### Liste des tâches:
**1.** Transcrivez fidèlement le passage de l'extrait sur Iakov Blumkine situé entre « Il a quatorze » et « révolutionnaire de Netchaïev. », ces deux bornes comprises.
**2.** Relevez dans l'extrait sur Iakov Blumkine toutes les publications où ses vers ont paru.

### Extrait du document:
_ _ _ _ _
À huit ans, il entre au Talmud Torah. Il en sort quatre ans plus tard. À douze ans, il lit Martin Eden de Jack London et rêve d’horizons lointains : Moscou, Saint-Pétersbourg, Berlin, Jérusalem, c’est la litanie qu’il se récite chaque soir en s’endormant. Son premier larcin, c’est une carte de géographie qu’il vole dans les vestiaires de la compagnie maritime d’Odessa et épingle sur un mur en face de son lit. Il est fasciné par les pointillés des voyages transatlantiques. Le soir, il s’entraîne à mémoriser le tracé des frontières, le contour des océans et des déserts. Le relief des montagnes. Il gravit en pensée les plus hauts sommets du Tibet, et redescend du côté opposé pour se perdre en Perse, en Chine. La mer Noire ? Un sas vers la Méditerranée qui lui ouvre les portes de l’Orient, de l’Afrique, Constantinople, Marseille, Tanger, le détroit de Gibraltar…
En attendant, il doit gagner sa vie. En 1913, Iakov est élève dans le bureau électrotechnique de Karl Franck, puis dans l’atelier d’Inger où il gagne vingt à trente kopecks quotidiens. Le jour, il monte les fils électriques dans les maisons privées et dans les entreprises. La nuit, il répare l’éclairage des trams au dépôt Richelievski pour une société belge. Parfois, il travaille comme assistant électricien au Théâtre russe d’Odessa. En 1916, on le retrouve à l’usine de conserves des frères Avitch et Izraïlson. Il saute d’un emploi à l’autre sans qu’on puisse déceler une logique à cette instabilité.
Il a quatorze ans à la déclaration de guerre, dix-sept, l’année de la Révolution. Un an plus tôt, il a rejoint les socialistes révolutionnaires de gauche, auréolés du prestige de l’Organisation de combat d’Azev et Savinkov, qui sème la terreur dans la Russie tsariste depuis le début du siècle. Iakov lit beaucoup. Il écrit lui-même des poèmes, assez mauvais, dit-on. Cependant, ses vers sont publiés dans la gazette Kolossia, dans le journal pour enfants Goudok et même, une fois, dans le journal le plus important de la ville, « La feuille d’Odessa ». Dans la chambre du jeune Blumkine, il y a des brochures aux couvertures rouges dont les titres dessinent un itinéraire intellectuel tout autant qu’un chemin vers l’action. La nuit, il déchiffre péniblement Le Capital de Marx et récite à haute voix des passages entiers du Catéchisme révolutionnaire de Netchaïev.
_ _ _ _ _
### Données extraites:
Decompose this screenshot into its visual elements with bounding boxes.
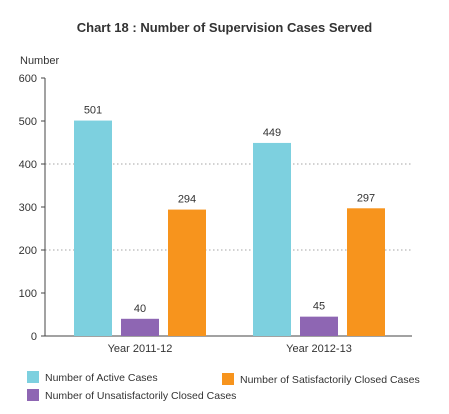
legend-label-unsatisfactorily-closed: Number of Unsatisfactorily Closed Cases (45, 390, 237, 402)
legend-swatch-active (27, 371, 39, 383)
y-tick-label-0: 0 (31, 331, 37, 343)
y-tick-label-200: 200 (19, 245, 37, 257)
x-category-label-2: Year 2012-13 (286, 343, 352, 355)
data-label-active-1: 501 (84, 105, 102, 117)
legend-swatch-satisfactorily-closed (222, 373, 234, 385)
legend-item-active: Number of Active Cases (27, 371, 158, 384)
legend-swatch-unsatisfactorily-closed (27, 389, 39, 401)
y-tick-label-300: 300 (19, 202, 37, 214)
legend-label-satisfactorily-closed: Number of Satisfactorily Closed Cases (240, 374, 420, 386)
y-tick-label-500: 500 (19, 116, 37, 128)
chart-title: Chart 18 : Number of Supervision Cases S… (76, 20, 373, 35)
data-label-active-2: 449 (263, 127, 281, 139)
bar-unsatisfactorily-closed-2 (300, 316, 338, 336)
data-label-satisfactorily-closed-1: 294 (178, 194, 196, 206)
bar-satisfactorily-closed-1 (168, 209, 206, 336)
x-category-label-1: Year 2011-12 (108, 343, 173, 355)
y-tick-label-600: 600 (19, 73, 37, 85)
legend-label-active: Number of Active Cases (45, 372, 158, 384)
bar-unsatisfactorily-closed-1 (121, 318, 159, 336)
data-label-unsatisfactorily-closed-1: 40 (134, 303, 146, 315)
legend-item-unsatisfactorily-closed: Number of Unsatisfactorily Closed Cases (27, 389, 236, 402)
legend-item-satisfactorily-closed: Number of Satisfactorily Closed Cases (222, 373, 420, 386)
data-label-satisfactorily-closed-2: 297 (357, 192, 375, 204)
data-label-unsatisfactorily-closed-2: 45 (313, 301, 325, 313)
y-axis-label: Number (20, 55, 59, 67)
bar-active-2 (253, 142, 291, 336)
bar-satisfactorily-closed-2 (347, 208, 385, 336)
y-tick-label-400: 400 (19, 159, 37, 171)
y-tick-label-100: 100 (19, 288, 37, 300)
bar-active-1 (74, 120, 112, 336)
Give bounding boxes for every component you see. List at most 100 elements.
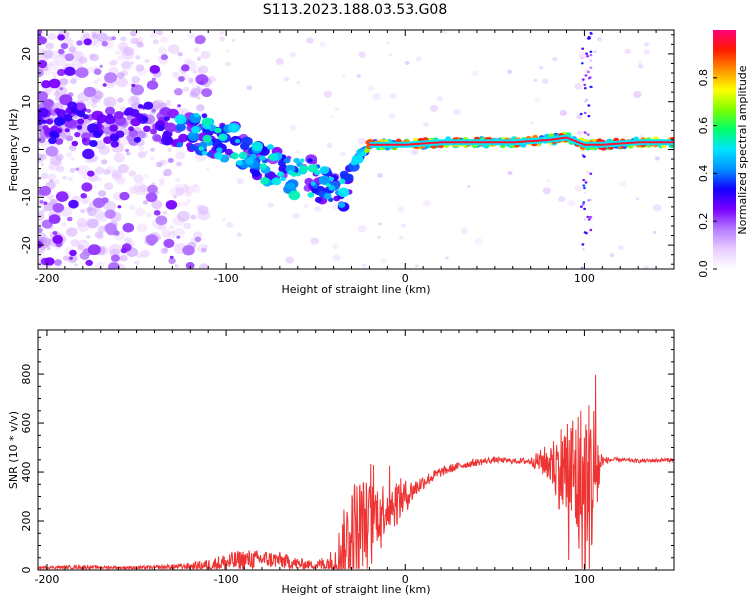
- snr-y-ticks: 0 200 400 600 800: [20, 336, 674, 574]
- spectrogram-blob: [194, 236, 202, 242]
- spectrogram-blob: [507, 170, 513, 176]
- spectrogram-blob: [259, 163, 267, 170]
- spectrogram-blob: [115, 50, 122, 56]
- spectrogram-blob: [67, 216, 73, 222]
- spectrogram-blob: [587, 218, 591, 221]
- spectrogram-blob: [81, 182, 93, 192]
- spectrogram-blob: [589, 66, 593, 69]
- spectrogram-blob: [38, 30, 42, 35]
- spectrogram-blob: [290, 171, 297, 177]
- snr-panel: -200 -100 0 100 0 200 400 600 800 Height of str…: [7, 329, 675, 596]
- spectrogram-blob: [587, 199, 591, 202]
- spectrogram-blob: [586, 170, 590, 174]
- spectrogram-blob: [151, 108, 157, 113]
- spectrogram-blob: [62, 255, 70, 261]
- spectrogram-blob: [202, 244, 208, 249]
- spectrogram-blob: [110, 59, 118, 66]
- spectrogram-blob: [126, 115, 133, 121]
- spectrogram-blob: [637, 63, 644, 69]
- spectrogram-blob: [38, 60, 48, 69]
- spectrogram-blob: [97, 177, 103, 182]
- spectrogram-blob: [74, 263, 78, 267]
- spectrogram-blob: [567, 199, 576, 207]
- spectrogram-blob: [94, 231, 104, 239]
- spectrogram-blob: [157, 30, 164, 36]
- spectrogram-blob: [48, 214, 61, 225]
- colorbar-label: Normalized spectral amplitude: [736, 65, 749, 234]
- spectrogram-blob: [77, 244, 85, 251]
- spectrogram-blob: [175, 177, 181, 182]
- spectrogram-blob: [583, 87, 587, 90]
- spectrogram-blob: [161, 135, 174, 146]
- spectrogram-blob: [578, 52, 587, 60]
- spectrogram-blob: [71, 140, 79, 147]
- spectrogram-blob: [121, 61, 131, 69]
- spectrogram-blob: [76, 40, 83, 46]
- spectrogram-blob: [158, 46, 167, 55]
- spectrogram-blob: [45, 146, 59, 157]
- spectrogram-blob: [135, 55, 141, 60]
- spectrogram-blob: [357, 225, 367, 233]
- spectrogram-blob: [133, 136, 141, 143]
- spectrogram-blob: [193, 184, 198, 188]
- spectrogram-blob: [38, 263, 43, 269]
- spectrogram-blob: [142, 200, 149, 205]
- spectrogram-blob: [95, 261, 105, 269]
- spectrogram-blob: [307, 192, 315, 198]
- spectrogram-blob: [460, 228, 468, 235]
- spectrogram-blob: [337, 187, 350, 198]
- spectrogram-blob: [171, 230, 175, 234]
- spectrogram-blob: [117, 55, 124, 61]
- spectrogram-blob: [133, 174, 144, 183]
- spectrogram-blob: [138, 184, 148, 193]
- spectrogram-blob: [182, 245, 195, 256]
- spectrogram-frame: [37, 29, 675, 270]
- spectrogram-blob: [113, 111, 124, 120]
- spectrogram-blob: [177, 210, 190, 222]
- spectrogram-blob: [168, 257, 176, 265]
- spectrogram-blob: [56, 68, 66, 77]
- spectrogram-blob: [296, 150, 300, 154]
- spectrogram-blob: [135, 207, 146, 217]
- spectrogram-blob: [104, 209, 116, 219]
- snr-x-tick-label: -200: [34, 573, 59, 586]
- spectrogram-blob: [135, 64, 145, 72]
- spectrogram-blob: [589, 172, 593, 175]
- spectrogram-blob: [583, 207, 586, 211]
- spectrogram-blob: [160, 247, 169, 254]
- spectrogram-blob: [583, 83, 587, 87]
- spectrogram-blob: [118, 163, 130, 174]
- spectrogram-blob: [314, 206, 322, 212]
- spectrogram-blob: [271, 177, 282, 186]
- spectrogram-blob: [56, 109, 67, 118]
- spectrogram-blob: [617, 245, 624, 250]
- spectrogram-blob: [38, 185, 52, 196]
- spectrogram-blob: [576, 130, 583, 136]
- spectrogram-x-ticks: -200 -100 0 100: [34, 30, 675, 285]
- spectrogram-blob: [175, 122, 186, 132]
- spectrogram-blob: [292, 212, 300, 220]
- spectrogram-blob: [40, 154, 47, 160]
- spectrogram-blob: [40, 172, 49, 180]
- spectrogram-blob: [585, 98, 589, 102]
- spectrogram-blob: [143, 101, 154, 110]
- spectrogram-blob: [69, 249, 77, 257]
- spectrogram-blob: [101, 159, 108, 165]
- spectrogram-blob: [104, 222, 117, 233]
- spectrogram-blob: [583, 218, 587, 221]
- spectrogram-blob: [117, 205, 122, 209]
- spectrogram-blob: [92, 184, 97, 188]
- spectrogram-blob: [47, 173, 57, 181]
- spectrogram-y-axis-title: Frequency (Hz): [7, 109, 20, 192]
- spectrogram-blob: [329, 176, 335, 181]
- spectrogram-blob: [108, 262, 120, 269]
- spectrogram-blob: [224, 49, 230, 53]
- spectrogram-blob: [38, 124, 43, 131]
- spectrogram-blob: [107, 36, 113, 41]
- spectrogram-blob: [167, 158, 174, 163]
- spectrogram-blob: [189, 144, 197, 151]
- spectrogram-blob: [98, 190, 107, 197]
- spectrogram-blob: [150, 147, 156, 152]
- spectrogram-blob: [51, 71, 57, 76]
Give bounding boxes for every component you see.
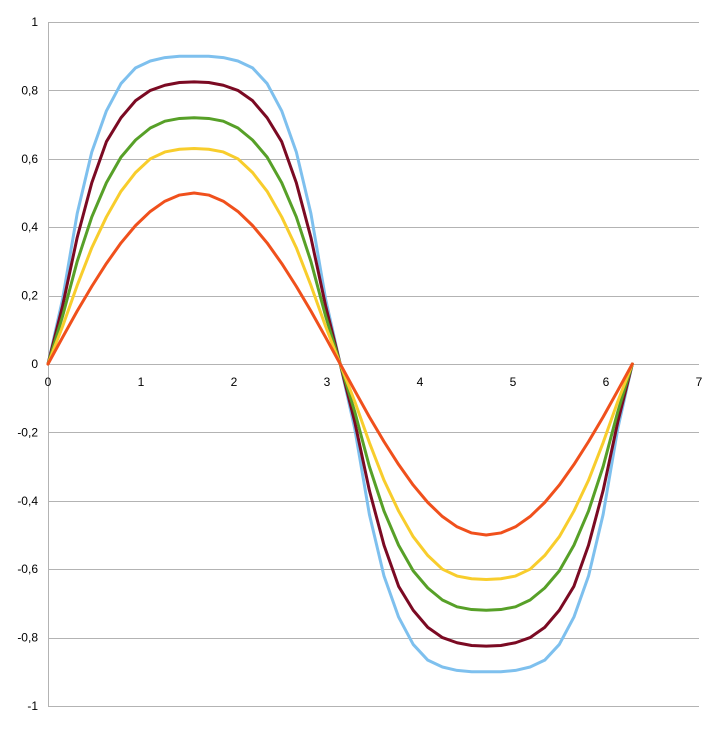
_ _ _ _ _
### En réponse:
**1.**
Il a quatorze ans à la déclaration de guerre, dix-sept, l’année de la Révolution. Un an plus tôt, il a rejoint les socialistes révolutionnaires de gauche, auréolés du prestige de l’Organisation de combat d’Azev et Savinkov, qui sème la terreur dans la Russie tsariste depuis le début du siècle. Iakov lit beaucoup. Il écrit lui-même des poèmes, assez mauvais, dit-on. Cependant, ses vers sont publiés dans la gazette Kolossia, dans le journal pour enfants Goudok et même, une fois, dans le journal le plus important de la ville, « La feuille d’Odessa ». Dans la chambre du jeune Blumkine, il y a des brochures aux couvertures rouges dont les titres dessinent un itinéraire intellectuel tout autant qu’un chemin vers l’action. La nuit, il déchiffre péniblement Le Capital de Marx et récite à haute voix des passages entiers du Catéchisme révolutionnaire de Netchaïev.

**2.**
- la gazette Kolossia
- le journal pour enfants Goudok
- « La feuille d'Odessa »